But no dropped kerb so its okay? Surely not!

Comefromaway · 09/04/2021 13:03

If there is no pavement then driving over it to access a drive is not an issue is it?

Comefromaway · 09/04/2021 13:07

It would come under the rule of Do not stop or park in front of an entrance to a property.

If there is a kerb there it is not an "entrance to a property"

No kerb/no pavement = entrance to a property

Teakind · 09/04/2021 13:09

Ignoring the issue of the dropped curb, I certainly would not be helping him out again as he didn't let you park overnight with a disabled child in the car. You could have moved the car very quickly if he decided he wanted to get out and yet he still said no. I think that's shocking and I'm sure most people would be absolutely fine with it.

NerrSnerr · 09/04/2021 13:11

@Hollyhocksarenotmessy

Everyone saying definitively no, is a brownie. Many country roads have no pavement, so no kerb to drop. There are still legal driveways on these roads.

OP, if there is a pavement, then yes, it needs a dropped kerb to be a driveway. If it ends straight on the road, then it doesn't.

The OP is talking about a driveway without a dropped kerb, not a driveway without a pavement. Different situation.
PegasusReturns · 09/04/2021 13:17

@ShutUpAlex Grin Grin Grin

You have a parking space across the road?! That’s not a driveway!

WestendVBroadway · 09/04/2021 13:23

@Nameitychangity, I think you are missing the point. Obviously if there is no kerb to drop in the first place it would still be an authorise drive way. However if a kerb remains in place at the end of the drive then it is not a legal driveway and there would be nothing to stop people parking in front of it.

WestendVBroadway · 09/04/2021 13:23

^^. Authorised

ShutUpAlex · 09/04/2021 13:31

Of course it’s a drive way, it leads to our garage. It’s just not attached to the side of the house like most other garages because of the weird slope we live on.

Comefromaway · 09/04/2021 13:33

@ShutUpAlex

Of course it’s a drive way, it leads to our garage. It’s just not attached to the side of the house like most other garages because of the weird slope we live on.
If there is access to the driveway via a dropped kerb somewhere then it is a driveway. If you have to mount the kerb to drive across the pavement then you have a shed with aspirations.

> _MATERIAL SHOWN_:
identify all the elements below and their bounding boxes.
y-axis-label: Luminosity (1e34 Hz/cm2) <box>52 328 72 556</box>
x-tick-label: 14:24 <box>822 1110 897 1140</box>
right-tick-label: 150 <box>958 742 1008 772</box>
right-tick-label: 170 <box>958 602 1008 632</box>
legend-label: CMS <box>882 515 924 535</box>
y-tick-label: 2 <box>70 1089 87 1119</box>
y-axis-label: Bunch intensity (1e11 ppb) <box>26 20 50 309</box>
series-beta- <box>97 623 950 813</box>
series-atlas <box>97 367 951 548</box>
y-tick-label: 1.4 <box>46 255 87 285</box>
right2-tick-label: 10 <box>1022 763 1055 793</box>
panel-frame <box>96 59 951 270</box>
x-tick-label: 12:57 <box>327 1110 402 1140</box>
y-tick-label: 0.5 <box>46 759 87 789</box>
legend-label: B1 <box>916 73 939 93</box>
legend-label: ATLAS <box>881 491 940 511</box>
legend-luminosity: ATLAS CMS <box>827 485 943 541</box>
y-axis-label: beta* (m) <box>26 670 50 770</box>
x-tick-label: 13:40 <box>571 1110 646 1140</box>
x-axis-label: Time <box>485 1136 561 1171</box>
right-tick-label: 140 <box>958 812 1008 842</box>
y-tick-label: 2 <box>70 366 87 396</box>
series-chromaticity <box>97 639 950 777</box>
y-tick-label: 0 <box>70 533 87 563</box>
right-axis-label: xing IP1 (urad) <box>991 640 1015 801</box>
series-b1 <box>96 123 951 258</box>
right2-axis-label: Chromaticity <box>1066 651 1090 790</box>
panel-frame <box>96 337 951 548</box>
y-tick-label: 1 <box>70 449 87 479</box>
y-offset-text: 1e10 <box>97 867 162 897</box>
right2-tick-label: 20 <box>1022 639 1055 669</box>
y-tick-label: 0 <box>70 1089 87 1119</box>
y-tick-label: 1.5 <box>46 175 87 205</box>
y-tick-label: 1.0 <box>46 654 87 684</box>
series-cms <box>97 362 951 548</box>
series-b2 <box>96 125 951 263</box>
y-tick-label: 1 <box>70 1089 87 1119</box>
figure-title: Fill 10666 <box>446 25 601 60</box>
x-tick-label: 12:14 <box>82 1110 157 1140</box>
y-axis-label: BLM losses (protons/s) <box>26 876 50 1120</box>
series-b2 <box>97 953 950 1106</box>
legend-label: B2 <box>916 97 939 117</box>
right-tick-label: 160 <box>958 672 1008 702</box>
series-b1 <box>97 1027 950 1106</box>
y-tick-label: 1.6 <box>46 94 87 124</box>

> _PROBLEM 1_:
In the forum thread about dropped kerbs, list every distinct username that appears right after an @ sign.
> _PROBLEM 2_:
Answer these from the forum thread about dropped kerbs:
(a) According to the thread, what do many country roads have none of?
(b) Why is the garage not attached to the side of the house?
(c) What does the thread call it if you have to mount the kerb to drive across the pavement?
> _PROBLEM 3_:
Write the next few posts of the forum thread about dropped kerbs, continuing after its final post.
The data has no connection to the forum thread.

> _TASK ANSWER 1_:
Hollyhocksarenotmessy
ShutUpAlex
Nameitychangity

> _TASK ANSWER 2_:
(a) Pavement, so there is no kerb to drop.
(b) Because of the weird slope they live on.
(c) A shed with aspirations.

> _TASK ANSWER 3_:
emilyfrost · 09/04/2021 13:33

@ShutUpAlex

Of course it’s a drive way, it leads to our garage. It’s just not attached to the side of the house like most other garages because of the weird slope we live on.
No, honey. No dropped kerb, no drive.
MrsKoala · 09/04/2021 13:34

When I lived on a busy main road with double yellows, in a ground floor flat of a converted Victorian house, we had a drive with a dropped kerb. The neighbours downstairs to the left had a front garden with grass and flowers etc and we had a fence between us which belonged to them. When they sold it the new owners kept parking on our drive. I managed to catch them one day and told them to stop parking there. They looked confused and said that part of our drive came with their flat. I assured them it didn’t. But they kept blustering that the estate agent said they were allowed to park there. (They’d always viewed it in the day in the week when our car wasn’t there). We got our deeds out and they got really angry.

The next day they smashed down the fence and started driving up our dropped kerb and onto our drive and then onto their grass and flowers from our property side. Within a couple of weeks their front garden was a bog of deep wet mud, with 2 particularly deep troughs where they parked. When they started their car the wheels spun round spraying mud everywhere for a bit before the car would eventually move. Our car, front window and drive was splattered with mud and there were muddy tyre marks over the drive and pavement. Utter twats.